• _WHAT TO PRODUCE_: From the listing below, pull out all lines with "name" in them.

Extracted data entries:
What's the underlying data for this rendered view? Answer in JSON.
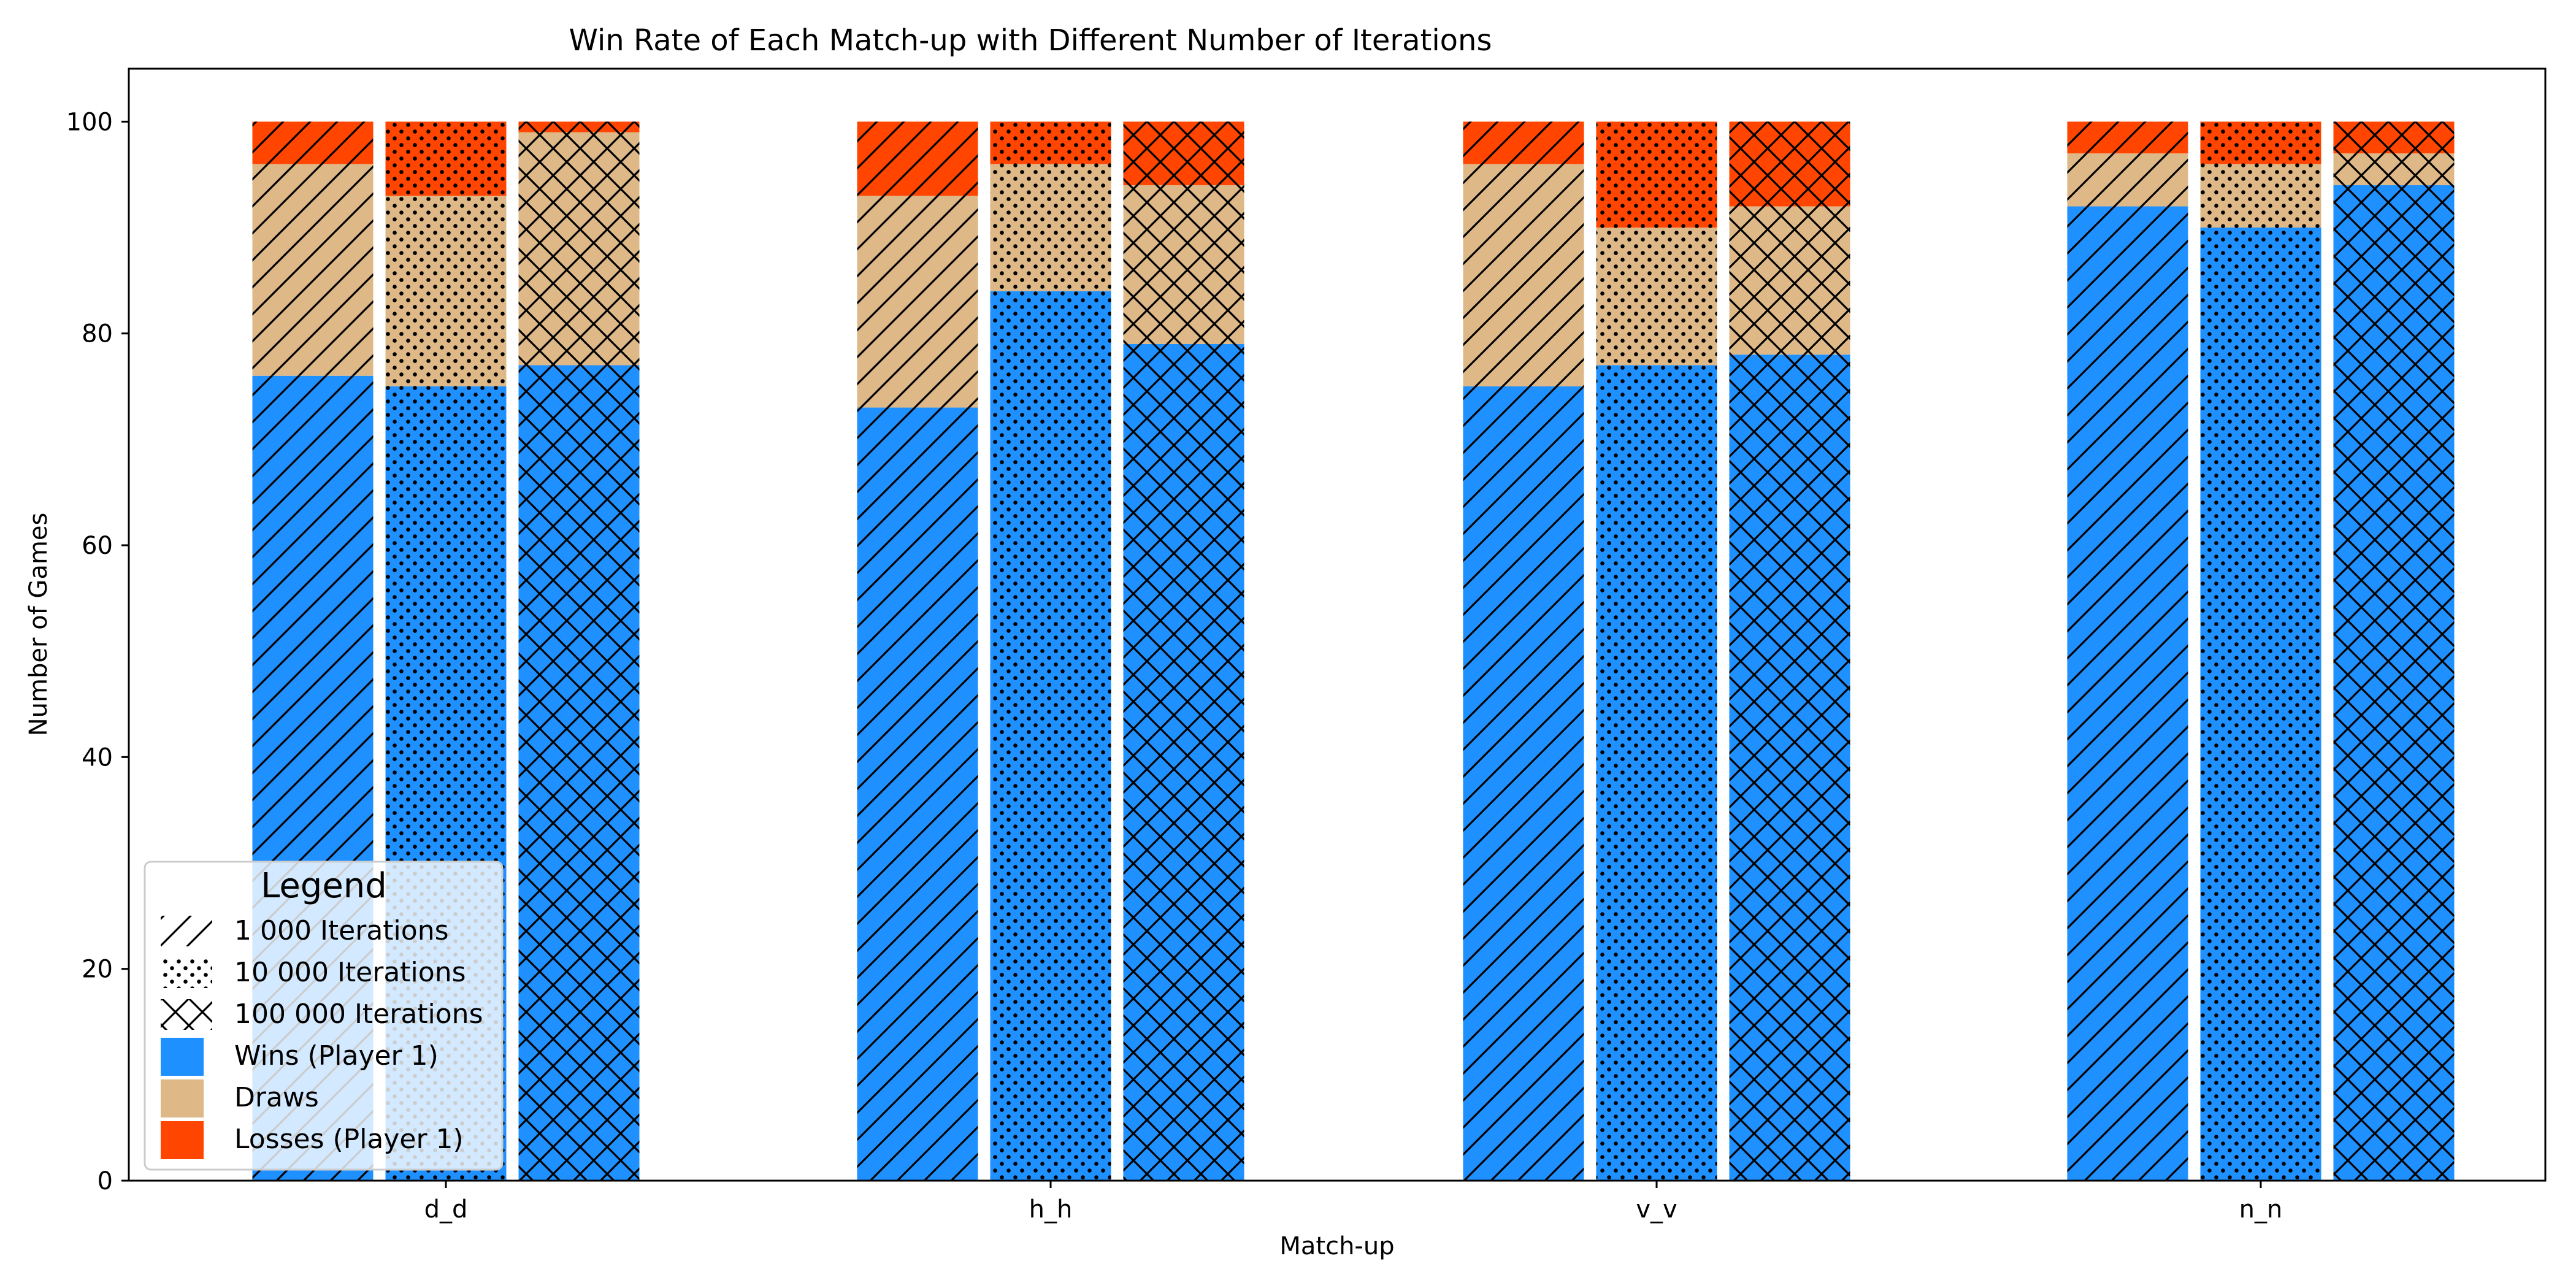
{
  "chart_data": {
    "type": "bar",
    "title": "Win Rate of Each Match-up with Different Number of Iterations",
    "xlabel": "Match-up",
    "ylabel": "Number of Games",
    "categories": [
      "d_d",
      "h_h",
      "v_v",
      "n_n"
    ],
    "ylim": [
      0,
      105
    ],
    "yticks": [
      0,
      20,
      40,
      60,
      80,
      100
    ],
    "stacked": true,
    "iterations": [
      {
        "name": "1 000 Iterations",
        "hatch": "diagonal"
      },
      {
        "name": "10 000 Iterations",
        "hatch": "dots"
      },
      {
        "name": "100 000 Iterations",
        "hatch": "crosshatch"
      }
    ],
    "outcomes": [
      {
        "name": "Wins (Player 1)",
        "color": "#1e90ff"
      },
      {
        "name": "Draws",
        "color": "#deb887"
      },
      {
        "name": "Losses (Player 1)",
        "color": "#ff4500"
      }
    ],
    "values": {
      "d_d": [
        [
          76,
          20,
          4
        ],
        [
          75,
          18,
          7
        ],
        [
          77,
          22,
          1
        ]
      ],
      "h_h": [
        [
          73,
          20,
          7
        ],
        [
          84,
          12,
          4
        ],
        [
          79,
          15,
          6
        ]
      ],
      "v_v": [
        [
          75,
          21,
          4
        ],
        [
          77,
          13,
          10
        ],
        [
          78,
          14,
          8
        ]
      ],
      "n_n": [
        [
          92,
          5,
          3
        ],
        [
          90,
          6,
          4
        ],
        [
          94,
          3,
          3
        ]
      ]
    },
    "legend": {
      "title": "Legend",
      "placement": "lower-left"
    },
    "grid": false
  }
}
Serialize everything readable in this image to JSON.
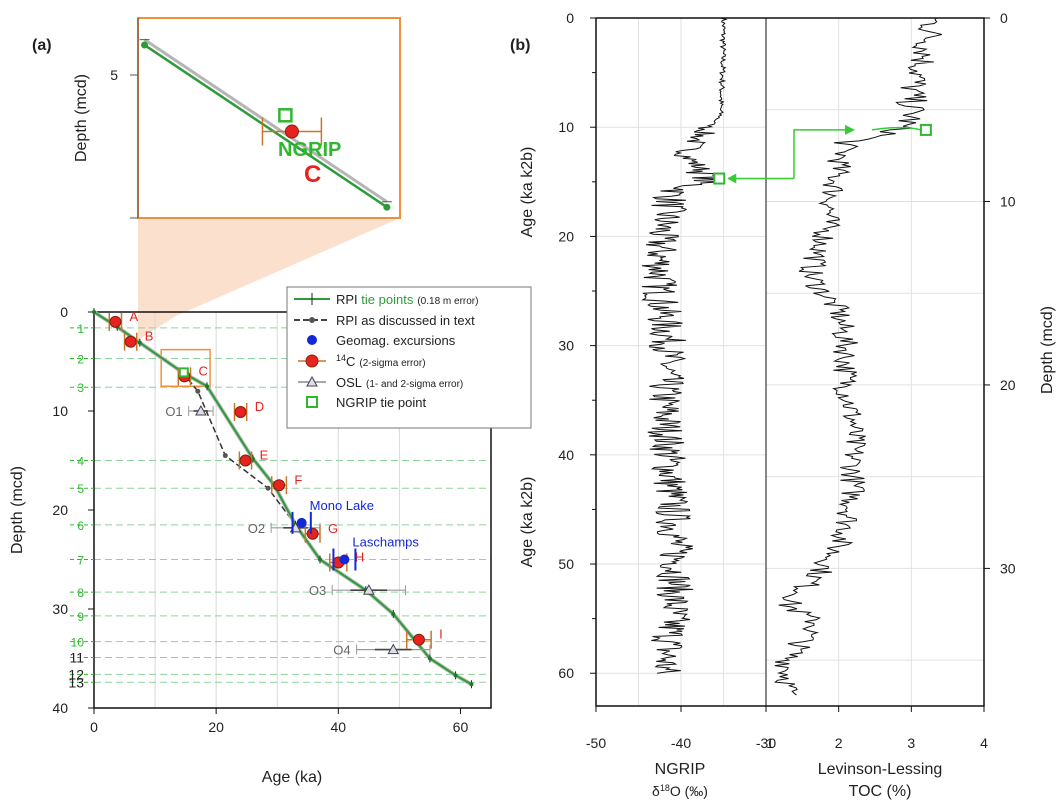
{
  "panel_labels": {
    "a": "(a)",
    "b": "(b)"
  },
  "chart_data": [
    {
      "id": "age_depth",
      "type": "scatter",
      "xlabel": "Age (ka)",
      "ylabel": "Depth (mcd)",
      "xlim": [
        0,
        65
      ],
      "ylim": [
        40,
        0
      ],
      "xticks": [
        0,
        20,
        40,
        60
      ],
      "yticks": [
        0,
        10,
        20,
        30,
        40
      ],
      "legend_position": "top-right",
      "legend": {
        "rpi_prefix": "RPI ",
        "rpi_tie": "tie points",
        "rpi_err": "(0.18 m error)",
        "rpi_discussed": "RPI as discussed in text",
        "geomag": "Geomag. excursions",
        "c14_sup": "14",
        "c14_main": "C",
        "c14_err": "(2-sigma error)",
        "osl_main": "OSL",
        "osl_err": "(1- and 2-sigma error)",
        "ngrip": "NGRIP tie point"
      },
      "rpi_tie_points": [
        {
          "label": "1",
          "age": 0,
          "depth": 0
        },
        {
          "label": "2",
          "age": 3.8,
          "depth": 1.5
        },
        {
          "label": "3",
          "age": 7.5,
          "depth": 3.1
        },
        {
          "label": "4",
          "age": 14.5,
          "depth": 6.1
        },
        {
          "label": "5",
          "age": 18.5,
          "depth": 7.5
        },
        {
          "label": "6",
          "age": 26,
          "depth": 14.8
        },
        {
          "label": "7",
          "age": 29.5,
          "depth": 17.5
        },
        {
          "label": "8",
          "age": 33,
          "depth": 21.5
        },
        {
          "label": "9",
          "age": 37,
          "depth": 25
        },
        {
          "label": "10",
          "age": 44.5,
          "depth": 28.1
        },
        {
          "label": "11",
          "age": 49,
          "depth": 30.5
        },
        {
          "label": "12",
          "age": 55,
          "depth": 35
        },
        {
          "label": "13",
          "age": 59.2,
          "depth": 36.7
        },
        {
          "label": "",
          "age": 61.8,
          "depth": 37.6
        }
      ],
      "rpi_discussed": [
        {
          "age": 14.5,
          "depth": 6.1
        },
        {
          "age": 17,
          "depth": 8
        },
        {
          "age": 21.5,
          "depth": 14.5
        },
        {
          "age": 28.5,
          "depth": 17.8
        }
      ],
      "tie_level_labels": [
        "1",
        "2",
        "3",
        "4",
        "5",
        "6",
        "7",
        "8",
        "9",
        "10",
        "11",
        "12",
        "13"
      ],
      "tie_level_depths": [
        1.6,
        4.7,
        7.6,
        15,
        17.8,
        21.5,
        25,
        28.3,
        30.7,
        33.3,
        34.9,
        36.6,
        37.4
      ],
      "c14_points": [
        {
          "label": "A",
          "age": 3.5,
          "depth": 1,
          "xerr": 1
        },
        {
          "label": "B",
          "age": 6,
          "depth": 3,
          "xerr": 1
        },
        {
          "label": "C",
          "age": 14.8,
          "depth": 6.5,
          "xerr": 1
        },
        {
          "label": "D",
          "age": 24,
          "depth": 10.1,
          "xerr": 1
        },
        {
          "label": "E",
          "age": 24.8,
          "depth": 15,
          "xerr": 1
        },
        {
          "label": "F",
          "age": 30.3,
          "depth": 17.5,
          "xerr": 1.2
        },
        {
          "label": "G",
          "age": 35.8,
          "depth": 22.4,
          "xerr": 1.2
        },
        {
          "label": "H",
          "age": 40,
          "depth": 25.3,
          "xerr": 1.4
        },
        {
          "label": "I",
          "age": 53.2,
          "depth": 33.1,
          "xerr": 2
        }
      ],
      "osl_points": [
        {
          "label": "O1",
          "age": 17.5,
          "depth": 10,
          "xerr1": 1.2,
          "xerr2": 2
        },
        {
          "label": "O2",
          "age": 33,
          "depth": 21.8,
          "xerr1": 2,
          "xerr2": 4
        },
        {
          "label": "O3",
          "age": 45,
          "depth": 28.1,
          "xerr1": 3,
          "xerr2": 6
        },
        {
          "label": "O4",
          "age": 49,
          "depth": 34.1,
          "xerr1": 3,
          "xerr2": 6
        }
      ],
      "geomag_points": [
        {
          "label": "Mono Lake",
          "age": 34,
          "depth": 21.3,
          "xerr": 1.5
        },
        {
          "label": "Laschamps",
          "age": 41,
          "depth": 25,
          "xerr": 1.8
        }
      ],
      "ngrip_tie": {
        "age": 14.7,
        "depth": 6.1
      },
      "zoom_box": {
        "age_range": [
          11,
          19
        ],
        "depth_range": [
          3.8,
          7.5
        ]
      }
    },
    {
      "id": "inset",
      "type": "line",
      "ylabel": "Depth (mcd)",
      "ytick_label": "5",
      "ytick_value": 5,
      "xlim": [
        11,
        19
      ],
      "ylim": [
        7.5,
        3.8
      ],
      "labels": {
        "ngrip": "NGRIP",
        "c": "C"
      },
      "green_line": [
        {
          "age": 11.2,
          "depth": 4.3
        },
        {
          "age": 18.6,
          "depth": 7.3
        }
      ],
      "grey_line": [
        {
          "age": 11.2,
          "depth": 4.2
        },
        {
          "age": 18.6,
          "depth": 7.2
        }
      ],
      "c14": {
        "age": 15.7,
        "depth": 5.9,
        "xerr": 0.9
      },
      "ngrip_tie": {
        "age": 15.5,
        "depth": 5.6
      }
    },
    {
      "id": "ngrip",
      "type": "line",
      "xlabel": "NGRIP",
      "xlabel2_pre": "δ",
      "xlabel2_sup": "18",
      "xlabel2_post": "O (‰)",
      "ylabel_upper": "Age (ka k2b)",
      "ylabel_lower": "Age (ka k2b)",
      "xlim": [
        -50,
        -30
      ],
      "ylim": [
        63,
        0
      ],
      "xticks": [
        -50,
        -40,
        -30
      ],
      "yticks": [
        0,
        10,
        20,
        30,
        40,
        50,
        60
      ],
      "tie_point": {
        "d18o": -35.5,
        "age": 14.7
      },
      "series": [
        {
          "age": 0,
          "d18o": -35
        },
        {
          "age": 5,
          "d18o": -35.1
        },
        {
          "age": 9,
          "d18o": -35.4
        },
        {
          "age": 11,
          "d18o": -38
        },
        {
          "age": 12.5,
          "d18o": -39.5
        },
        {
          "age": 14.7,
          "d18o": -36.5
        },
        {
          "age": 16,
          "d18o": -41
        },
        {
          "age": 20,
          "d18o": -42.5
        },
        {
          "age": 25,
          "d18o": -42.5
        },
        {
          "age": 30,
          "d18o": -41.5
        },
        {
          "age": 35,
          "d18o": -42
        },
        {
          "age": 40,
          "d18o": -41.5
        },
        {
          "age": 45,
          "d18o": -41
        },
        {
          "age": 50,
          "d18o": -40.5
        },
        {
          "age": 55,
          "d18o": -41
        },
        {
          "age": 60,
          "d18o": -42
        }
      ]
    },
    {
      "id": "toc",
      "type": "line",
      "xlabel": "Levinson-Lessing",
      "xlabel2": "TOC (%)",
      "ylabel": "Depth (mcd)",
      "xlim": [
        1,
        4
      ],
      "ylim": [
        37.5,
        0
      ],
      "xticks": [
        1,
        2,
        3,
        4
      ],
      "yticks": [
        0,
        10,
        20,
        30
      ],
      "tie_point": {
        "toc": 3.2,
        "depth": 6.1
      },
      "series": [
        {
          "depth": 0,
          "toc": 3.3
        },
        {
          "depth": 2,
          "toc": 3.2
        },
        {
          "depth": 4,
          "toc": 3.0
        },
        {
          "depth": 5.5,
          "toc": 3.0
        },
        {
          "depth": 6.3,
          "toc": 2.7
        },
        {
          "depth": 6.8,
          "toc": 2.1
        },
        {
          "depth": 8,
          "toc": 2.0
        },
        {
          "depth": 10,
          "toc": 1.9
        },
        {
          "depth": 12,
          "toc": 1.8
        },
        {
          "depth": 14,
          "toc": 1.6
        },
        {
          "depth": 16,
          "toc": 2.0
        },
        {
          "depth": 18,
          "toc": 2.1
        },
        {
          "depth": 20,
          "toc": 2.1
        },
        {
          "depth": 22,
          "toc": 2.2
        },
        {
          "depth": 24,
          "toc": 2.2
        },
        {
          "depth": 26,
          "toc": 2.2
        },
        {
          "depth": 28,
          "toc": 2.1
        },
        {
          "depth": 30,
          "toc": 1.8
        },
        {
          "depth": 32,
          "toc": 1.3
        },
        {
          "depth": 33,
          "toc": 1.7
        },
        {
          "depth": 35,
          "toc": 1.3
        },
        {
          "depth": 37,
          "toc": 1.3
        }
      ]
    }
  ]
}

• _WRITTEN REPLY_:
        "name": "1 000 Iterations",
        "name": "10 000 Iterations",
        "name": "100 000 Iterations",
        "name": "Wins (Player 1)",
        "name": "Draws",
        "name": "Losses (Player 1)",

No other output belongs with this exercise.